(Extracts from a graphics dataset)

-----

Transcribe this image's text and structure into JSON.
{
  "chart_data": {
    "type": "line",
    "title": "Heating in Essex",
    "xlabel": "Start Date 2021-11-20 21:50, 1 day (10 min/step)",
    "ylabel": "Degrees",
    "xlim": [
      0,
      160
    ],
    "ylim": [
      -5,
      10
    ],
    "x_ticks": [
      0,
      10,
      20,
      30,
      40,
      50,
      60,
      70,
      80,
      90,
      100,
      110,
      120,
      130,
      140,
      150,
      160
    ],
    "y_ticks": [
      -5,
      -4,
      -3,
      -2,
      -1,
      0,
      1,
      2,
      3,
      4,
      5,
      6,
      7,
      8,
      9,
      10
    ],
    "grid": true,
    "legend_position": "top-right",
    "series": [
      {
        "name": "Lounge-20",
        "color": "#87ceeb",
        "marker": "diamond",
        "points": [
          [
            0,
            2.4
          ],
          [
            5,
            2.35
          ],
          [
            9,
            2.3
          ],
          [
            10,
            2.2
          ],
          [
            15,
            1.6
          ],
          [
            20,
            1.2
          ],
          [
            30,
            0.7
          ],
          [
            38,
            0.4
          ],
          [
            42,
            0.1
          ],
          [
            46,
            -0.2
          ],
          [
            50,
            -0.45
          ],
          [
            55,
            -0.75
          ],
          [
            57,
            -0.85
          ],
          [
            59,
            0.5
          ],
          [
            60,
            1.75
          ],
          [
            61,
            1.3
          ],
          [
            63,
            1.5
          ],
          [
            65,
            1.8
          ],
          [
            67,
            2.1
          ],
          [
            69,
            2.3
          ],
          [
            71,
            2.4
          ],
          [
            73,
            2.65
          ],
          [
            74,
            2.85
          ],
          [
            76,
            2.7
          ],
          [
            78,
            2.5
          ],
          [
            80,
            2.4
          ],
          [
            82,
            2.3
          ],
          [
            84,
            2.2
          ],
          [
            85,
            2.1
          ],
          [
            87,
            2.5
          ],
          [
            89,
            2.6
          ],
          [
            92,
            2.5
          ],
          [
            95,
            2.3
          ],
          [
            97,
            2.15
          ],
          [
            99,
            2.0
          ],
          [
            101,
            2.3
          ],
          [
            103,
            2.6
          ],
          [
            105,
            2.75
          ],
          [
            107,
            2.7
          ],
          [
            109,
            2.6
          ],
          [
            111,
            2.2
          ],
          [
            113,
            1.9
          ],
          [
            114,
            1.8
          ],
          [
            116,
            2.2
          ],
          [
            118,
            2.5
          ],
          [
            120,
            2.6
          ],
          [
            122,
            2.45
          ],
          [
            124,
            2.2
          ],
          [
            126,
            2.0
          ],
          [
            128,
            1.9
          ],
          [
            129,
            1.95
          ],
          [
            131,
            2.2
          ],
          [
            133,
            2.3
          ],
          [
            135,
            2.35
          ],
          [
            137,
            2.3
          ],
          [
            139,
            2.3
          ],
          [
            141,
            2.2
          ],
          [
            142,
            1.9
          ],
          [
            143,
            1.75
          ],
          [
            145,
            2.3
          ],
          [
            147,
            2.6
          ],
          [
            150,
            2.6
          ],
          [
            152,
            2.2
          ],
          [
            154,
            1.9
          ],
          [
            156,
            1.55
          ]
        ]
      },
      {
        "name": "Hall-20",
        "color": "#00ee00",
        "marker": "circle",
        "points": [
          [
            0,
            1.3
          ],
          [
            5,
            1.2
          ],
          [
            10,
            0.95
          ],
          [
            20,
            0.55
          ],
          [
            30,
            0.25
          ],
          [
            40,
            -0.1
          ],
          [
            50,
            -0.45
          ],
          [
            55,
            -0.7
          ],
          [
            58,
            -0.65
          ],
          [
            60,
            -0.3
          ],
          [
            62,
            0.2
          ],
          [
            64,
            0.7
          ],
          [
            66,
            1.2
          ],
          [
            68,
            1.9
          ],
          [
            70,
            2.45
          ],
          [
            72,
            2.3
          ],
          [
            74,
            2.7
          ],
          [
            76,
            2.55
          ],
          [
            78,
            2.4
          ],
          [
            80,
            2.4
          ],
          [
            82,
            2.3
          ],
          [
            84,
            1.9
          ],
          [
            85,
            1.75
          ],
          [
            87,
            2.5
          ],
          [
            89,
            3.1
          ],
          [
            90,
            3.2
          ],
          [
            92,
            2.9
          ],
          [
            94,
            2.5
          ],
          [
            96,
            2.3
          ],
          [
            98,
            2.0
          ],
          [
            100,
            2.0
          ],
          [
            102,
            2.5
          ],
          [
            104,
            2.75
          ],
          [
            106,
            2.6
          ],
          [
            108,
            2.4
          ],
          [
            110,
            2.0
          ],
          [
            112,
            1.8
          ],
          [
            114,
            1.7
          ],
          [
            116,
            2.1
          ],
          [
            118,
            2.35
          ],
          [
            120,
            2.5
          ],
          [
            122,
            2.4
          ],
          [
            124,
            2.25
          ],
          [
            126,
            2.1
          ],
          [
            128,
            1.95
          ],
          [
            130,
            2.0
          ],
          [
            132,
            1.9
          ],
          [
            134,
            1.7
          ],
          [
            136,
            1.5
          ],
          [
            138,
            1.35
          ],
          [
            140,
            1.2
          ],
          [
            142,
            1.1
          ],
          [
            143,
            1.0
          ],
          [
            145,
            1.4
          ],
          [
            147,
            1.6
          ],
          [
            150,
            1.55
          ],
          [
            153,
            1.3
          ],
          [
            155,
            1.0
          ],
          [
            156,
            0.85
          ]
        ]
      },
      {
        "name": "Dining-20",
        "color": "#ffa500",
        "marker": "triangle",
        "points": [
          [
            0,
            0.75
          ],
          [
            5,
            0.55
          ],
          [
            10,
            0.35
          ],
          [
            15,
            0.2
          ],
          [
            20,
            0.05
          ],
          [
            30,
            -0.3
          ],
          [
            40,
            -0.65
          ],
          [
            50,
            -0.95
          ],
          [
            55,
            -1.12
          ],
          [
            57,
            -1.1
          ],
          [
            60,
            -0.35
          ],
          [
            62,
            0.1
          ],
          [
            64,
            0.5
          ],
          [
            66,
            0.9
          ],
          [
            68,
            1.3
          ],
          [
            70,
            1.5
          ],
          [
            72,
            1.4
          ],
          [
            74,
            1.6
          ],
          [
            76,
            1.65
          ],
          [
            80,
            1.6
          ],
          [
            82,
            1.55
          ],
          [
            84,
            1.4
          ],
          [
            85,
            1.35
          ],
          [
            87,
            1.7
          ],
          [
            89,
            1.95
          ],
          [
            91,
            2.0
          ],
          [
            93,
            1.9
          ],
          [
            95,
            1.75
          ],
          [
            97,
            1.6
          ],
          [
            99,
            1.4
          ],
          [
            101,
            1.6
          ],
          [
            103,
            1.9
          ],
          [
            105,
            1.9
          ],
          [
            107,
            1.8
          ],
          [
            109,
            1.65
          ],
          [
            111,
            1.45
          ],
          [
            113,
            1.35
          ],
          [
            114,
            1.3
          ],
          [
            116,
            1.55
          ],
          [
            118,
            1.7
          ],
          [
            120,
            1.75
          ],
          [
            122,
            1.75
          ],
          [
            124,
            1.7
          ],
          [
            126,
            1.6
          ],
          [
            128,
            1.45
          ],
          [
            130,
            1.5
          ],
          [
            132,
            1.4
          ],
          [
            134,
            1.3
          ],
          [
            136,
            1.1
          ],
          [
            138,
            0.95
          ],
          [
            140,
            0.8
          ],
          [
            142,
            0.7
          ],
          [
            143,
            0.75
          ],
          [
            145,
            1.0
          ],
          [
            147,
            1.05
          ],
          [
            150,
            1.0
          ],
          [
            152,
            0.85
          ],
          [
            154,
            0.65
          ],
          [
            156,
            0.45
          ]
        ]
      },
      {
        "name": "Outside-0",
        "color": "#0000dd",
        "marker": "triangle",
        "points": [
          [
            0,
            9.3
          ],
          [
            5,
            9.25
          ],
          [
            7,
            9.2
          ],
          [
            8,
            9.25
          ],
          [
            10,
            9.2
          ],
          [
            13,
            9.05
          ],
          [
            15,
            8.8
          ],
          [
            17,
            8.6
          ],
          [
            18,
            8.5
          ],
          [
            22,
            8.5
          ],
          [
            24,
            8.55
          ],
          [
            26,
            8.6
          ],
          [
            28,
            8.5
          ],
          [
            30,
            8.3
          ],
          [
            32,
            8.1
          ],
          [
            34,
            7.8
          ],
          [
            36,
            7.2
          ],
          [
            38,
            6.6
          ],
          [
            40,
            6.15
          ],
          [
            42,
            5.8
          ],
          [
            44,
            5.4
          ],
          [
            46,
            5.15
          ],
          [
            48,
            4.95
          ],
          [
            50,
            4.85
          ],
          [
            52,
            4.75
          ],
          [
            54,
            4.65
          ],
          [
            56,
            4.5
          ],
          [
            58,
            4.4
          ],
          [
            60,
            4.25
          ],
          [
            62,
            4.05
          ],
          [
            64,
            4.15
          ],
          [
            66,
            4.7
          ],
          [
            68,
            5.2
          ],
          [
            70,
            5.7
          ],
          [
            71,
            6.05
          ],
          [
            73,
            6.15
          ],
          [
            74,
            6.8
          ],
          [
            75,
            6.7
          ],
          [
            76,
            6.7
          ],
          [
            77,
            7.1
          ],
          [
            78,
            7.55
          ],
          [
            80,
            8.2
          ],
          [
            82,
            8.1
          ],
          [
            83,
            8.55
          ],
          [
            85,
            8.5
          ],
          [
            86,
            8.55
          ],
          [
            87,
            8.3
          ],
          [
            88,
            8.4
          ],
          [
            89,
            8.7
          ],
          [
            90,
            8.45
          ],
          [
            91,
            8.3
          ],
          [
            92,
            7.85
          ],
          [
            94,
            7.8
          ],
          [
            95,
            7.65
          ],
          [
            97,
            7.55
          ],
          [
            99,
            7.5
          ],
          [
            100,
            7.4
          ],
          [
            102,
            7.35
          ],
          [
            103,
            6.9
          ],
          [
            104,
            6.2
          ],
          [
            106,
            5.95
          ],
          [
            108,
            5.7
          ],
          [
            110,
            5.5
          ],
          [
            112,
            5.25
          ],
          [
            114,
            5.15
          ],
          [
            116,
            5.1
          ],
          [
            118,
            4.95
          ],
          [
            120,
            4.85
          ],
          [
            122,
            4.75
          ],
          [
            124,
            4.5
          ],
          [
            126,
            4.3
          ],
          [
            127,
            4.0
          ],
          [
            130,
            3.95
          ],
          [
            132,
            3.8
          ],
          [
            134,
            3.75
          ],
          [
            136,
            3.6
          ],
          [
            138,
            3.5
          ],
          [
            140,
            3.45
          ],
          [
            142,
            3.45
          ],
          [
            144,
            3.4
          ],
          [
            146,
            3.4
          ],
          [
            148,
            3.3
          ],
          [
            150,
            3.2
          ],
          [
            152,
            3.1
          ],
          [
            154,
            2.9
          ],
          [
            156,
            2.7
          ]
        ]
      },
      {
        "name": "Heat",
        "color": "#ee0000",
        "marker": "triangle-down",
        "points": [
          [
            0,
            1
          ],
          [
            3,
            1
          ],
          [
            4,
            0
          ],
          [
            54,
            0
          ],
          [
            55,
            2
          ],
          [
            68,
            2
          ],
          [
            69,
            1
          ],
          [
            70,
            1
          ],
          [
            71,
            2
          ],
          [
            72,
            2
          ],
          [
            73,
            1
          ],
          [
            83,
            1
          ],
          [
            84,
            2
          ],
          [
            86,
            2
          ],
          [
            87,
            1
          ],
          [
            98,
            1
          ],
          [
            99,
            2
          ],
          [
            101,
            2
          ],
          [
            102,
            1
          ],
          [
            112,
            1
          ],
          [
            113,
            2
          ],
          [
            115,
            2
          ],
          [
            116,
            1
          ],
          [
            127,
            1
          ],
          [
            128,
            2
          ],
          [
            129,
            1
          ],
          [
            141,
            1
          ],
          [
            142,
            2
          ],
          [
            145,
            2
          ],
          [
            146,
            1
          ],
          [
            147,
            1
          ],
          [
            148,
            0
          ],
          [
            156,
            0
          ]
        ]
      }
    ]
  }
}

-----

> [Exercise aim]
Copy all lines from the listing that contain "color".

> [Exercise solution]
        "color": "#87ceeb",
        "color": "#00ee00",
        "color": "#ffa500",
        "color": "#0000dd",
        "color": "#ee0000",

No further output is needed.